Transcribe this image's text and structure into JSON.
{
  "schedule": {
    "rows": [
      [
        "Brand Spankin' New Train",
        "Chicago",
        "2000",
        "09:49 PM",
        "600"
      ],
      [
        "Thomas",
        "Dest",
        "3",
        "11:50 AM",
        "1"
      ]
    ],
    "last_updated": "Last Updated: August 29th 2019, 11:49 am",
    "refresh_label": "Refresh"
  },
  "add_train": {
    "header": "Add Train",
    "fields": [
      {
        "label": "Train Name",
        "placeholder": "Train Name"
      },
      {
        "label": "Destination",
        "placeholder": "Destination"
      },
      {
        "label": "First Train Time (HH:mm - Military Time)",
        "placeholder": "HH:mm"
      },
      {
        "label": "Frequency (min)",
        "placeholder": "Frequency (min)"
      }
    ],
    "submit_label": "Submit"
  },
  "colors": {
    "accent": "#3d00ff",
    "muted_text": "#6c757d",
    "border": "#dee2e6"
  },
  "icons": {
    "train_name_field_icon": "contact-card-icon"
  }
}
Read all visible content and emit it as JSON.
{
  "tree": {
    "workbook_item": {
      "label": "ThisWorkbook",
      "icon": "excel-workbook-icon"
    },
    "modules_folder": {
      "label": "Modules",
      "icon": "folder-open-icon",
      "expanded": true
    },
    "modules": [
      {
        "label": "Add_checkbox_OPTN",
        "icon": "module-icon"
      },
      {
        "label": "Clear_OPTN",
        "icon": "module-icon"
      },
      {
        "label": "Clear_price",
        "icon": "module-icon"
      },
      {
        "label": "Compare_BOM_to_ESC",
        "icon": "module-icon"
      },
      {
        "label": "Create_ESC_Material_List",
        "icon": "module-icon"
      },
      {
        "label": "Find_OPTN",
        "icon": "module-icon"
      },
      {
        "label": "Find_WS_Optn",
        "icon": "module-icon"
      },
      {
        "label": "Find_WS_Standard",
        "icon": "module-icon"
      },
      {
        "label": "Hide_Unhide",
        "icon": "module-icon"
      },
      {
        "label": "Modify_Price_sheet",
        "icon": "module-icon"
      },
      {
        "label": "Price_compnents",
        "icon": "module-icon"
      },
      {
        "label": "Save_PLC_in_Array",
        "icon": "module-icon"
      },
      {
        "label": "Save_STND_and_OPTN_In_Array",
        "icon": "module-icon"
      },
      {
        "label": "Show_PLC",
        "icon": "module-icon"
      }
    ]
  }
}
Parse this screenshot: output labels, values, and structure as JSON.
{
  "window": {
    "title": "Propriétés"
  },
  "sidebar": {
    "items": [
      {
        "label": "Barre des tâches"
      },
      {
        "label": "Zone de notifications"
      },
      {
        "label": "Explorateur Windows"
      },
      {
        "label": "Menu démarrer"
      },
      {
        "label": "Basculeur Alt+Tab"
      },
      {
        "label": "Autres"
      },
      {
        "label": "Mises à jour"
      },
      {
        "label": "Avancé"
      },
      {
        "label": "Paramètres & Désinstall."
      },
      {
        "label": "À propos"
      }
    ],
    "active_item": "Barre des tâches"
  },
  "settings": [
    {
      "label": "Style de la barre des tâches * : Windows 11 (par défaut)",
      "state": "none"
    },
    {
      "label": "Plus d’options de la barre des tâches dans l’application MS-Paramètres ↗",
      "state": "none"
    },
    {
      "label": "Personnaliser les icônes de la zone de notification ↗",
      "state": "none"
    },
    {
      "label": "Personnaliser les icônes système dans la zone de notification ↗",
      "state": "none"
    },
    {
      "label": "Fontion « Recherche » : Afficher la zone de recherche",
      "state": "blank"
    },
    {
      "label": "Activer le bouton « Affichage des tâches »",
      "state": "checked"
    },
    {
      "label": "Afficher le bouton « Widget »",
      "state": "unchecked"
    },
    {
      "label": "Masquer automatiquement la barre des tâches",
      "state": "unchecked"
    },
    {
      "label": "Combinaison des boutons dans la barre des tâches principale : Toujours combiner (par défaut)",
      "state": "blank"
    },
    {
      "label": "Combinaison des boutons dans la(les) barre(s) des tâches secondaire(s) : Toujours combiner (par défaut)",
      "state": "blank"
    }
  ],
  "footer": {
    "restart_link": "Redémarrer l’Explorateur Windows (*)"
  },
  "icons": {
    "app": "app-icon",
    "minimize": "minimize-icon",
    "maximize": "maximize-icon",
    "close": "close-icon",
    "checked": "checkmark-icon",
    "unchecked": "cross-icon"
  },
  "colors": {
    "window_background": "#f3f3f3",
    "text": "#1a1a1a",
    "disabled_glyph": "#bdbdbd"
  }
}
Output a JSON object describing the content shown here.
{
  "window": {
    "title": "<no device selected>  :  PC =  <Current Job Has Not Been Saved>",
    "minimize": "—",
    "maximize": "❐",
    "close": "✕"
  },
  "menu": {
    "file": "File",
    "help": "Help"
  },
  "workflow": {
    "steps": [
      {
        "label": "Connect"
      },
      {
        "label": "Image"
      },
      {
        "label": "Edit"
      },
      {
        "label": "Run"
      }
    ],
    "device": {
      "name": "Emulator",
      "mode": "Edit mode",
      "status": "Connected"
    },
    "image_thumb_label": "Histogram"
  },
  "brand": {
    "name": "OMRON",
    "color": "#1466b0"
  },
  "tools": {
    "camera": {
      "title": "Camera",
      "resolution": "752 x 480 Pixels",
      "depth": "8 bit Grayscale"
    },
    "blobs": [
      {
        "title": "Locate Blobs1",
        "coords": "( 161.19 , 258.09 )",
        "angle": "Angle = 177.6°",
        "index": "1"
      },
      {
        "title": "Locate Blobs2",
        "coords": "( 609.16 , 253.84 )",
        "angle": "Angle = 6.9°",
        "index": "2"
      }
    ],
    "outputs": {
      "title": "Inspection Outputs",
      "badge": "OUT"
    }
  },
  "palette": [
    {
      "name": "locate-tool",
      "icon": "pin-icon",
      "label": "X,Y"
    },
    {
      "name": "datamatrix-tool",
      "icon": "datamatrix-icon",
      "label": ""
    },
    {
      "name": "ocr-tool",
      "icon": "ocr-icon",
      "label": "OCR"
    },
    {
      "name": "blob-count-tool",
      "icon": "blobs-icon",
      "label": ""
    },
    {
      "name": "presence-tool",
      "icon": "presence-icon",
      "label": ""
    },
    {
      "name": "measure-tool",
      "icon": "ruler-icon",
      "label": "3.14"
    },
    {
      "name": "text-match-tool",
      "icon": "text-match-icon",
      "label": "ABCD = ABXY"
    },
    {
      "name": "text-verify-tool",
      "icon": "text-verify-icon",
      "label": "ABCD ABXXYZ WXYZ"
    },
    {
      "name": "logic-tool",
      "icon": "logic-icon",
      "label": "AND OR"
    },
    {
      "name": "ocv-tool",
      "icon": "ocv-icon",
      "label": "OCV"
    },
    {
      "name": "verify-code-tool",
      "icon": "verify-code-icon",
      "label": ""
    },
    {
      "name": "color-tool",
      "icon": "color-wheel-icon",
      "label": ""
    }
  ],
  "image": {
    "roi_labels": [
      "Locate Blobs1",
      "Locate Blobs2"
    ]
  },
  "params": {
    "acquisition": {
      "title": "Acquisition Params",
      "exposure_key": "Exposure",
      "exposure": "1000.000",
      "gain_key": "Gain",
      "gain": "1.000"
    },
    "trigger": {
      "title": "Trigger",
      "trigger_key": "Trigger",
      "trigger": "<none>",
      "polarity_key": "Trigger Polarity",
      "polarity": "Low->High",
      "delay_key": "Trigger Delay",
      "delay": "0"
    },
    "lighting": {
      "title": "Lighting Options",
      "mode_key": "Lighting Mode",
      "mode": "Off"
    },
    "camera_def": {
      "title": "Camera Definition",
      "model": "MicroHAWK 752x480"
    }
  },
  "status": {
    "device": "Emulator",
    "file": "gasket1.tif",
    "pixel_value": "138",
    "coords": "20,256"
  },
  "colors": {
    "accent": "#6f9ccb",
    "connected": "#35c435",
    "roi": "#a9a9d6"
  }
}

┄┄┄┄┄┄

● Exercise requirements:
Identify and copy lines that hold the string "tâches".

● Task result:
        "label": "Barre des tâches"
    "active_item": "Barre des tâches"
      "label": "Style de la barre des tâches * : Windows 11 (par défaut)",
      "label": "Plus d’options de la barre des tâches dans l’application MS-Paramètres ↗",
      "label": "Activer le bouton « Affichage des tâches »",
      "label": "Masquer automatiquement la barre des tâches",
      "label": "Combinaison des boutons dans la barre des tâches principale : Toujours combiner (par défaut)",
      "label": "Combinaison des boutons dans la(les) barre(s) des tâches secondaire(s) : Toujours combiner (par défaut)",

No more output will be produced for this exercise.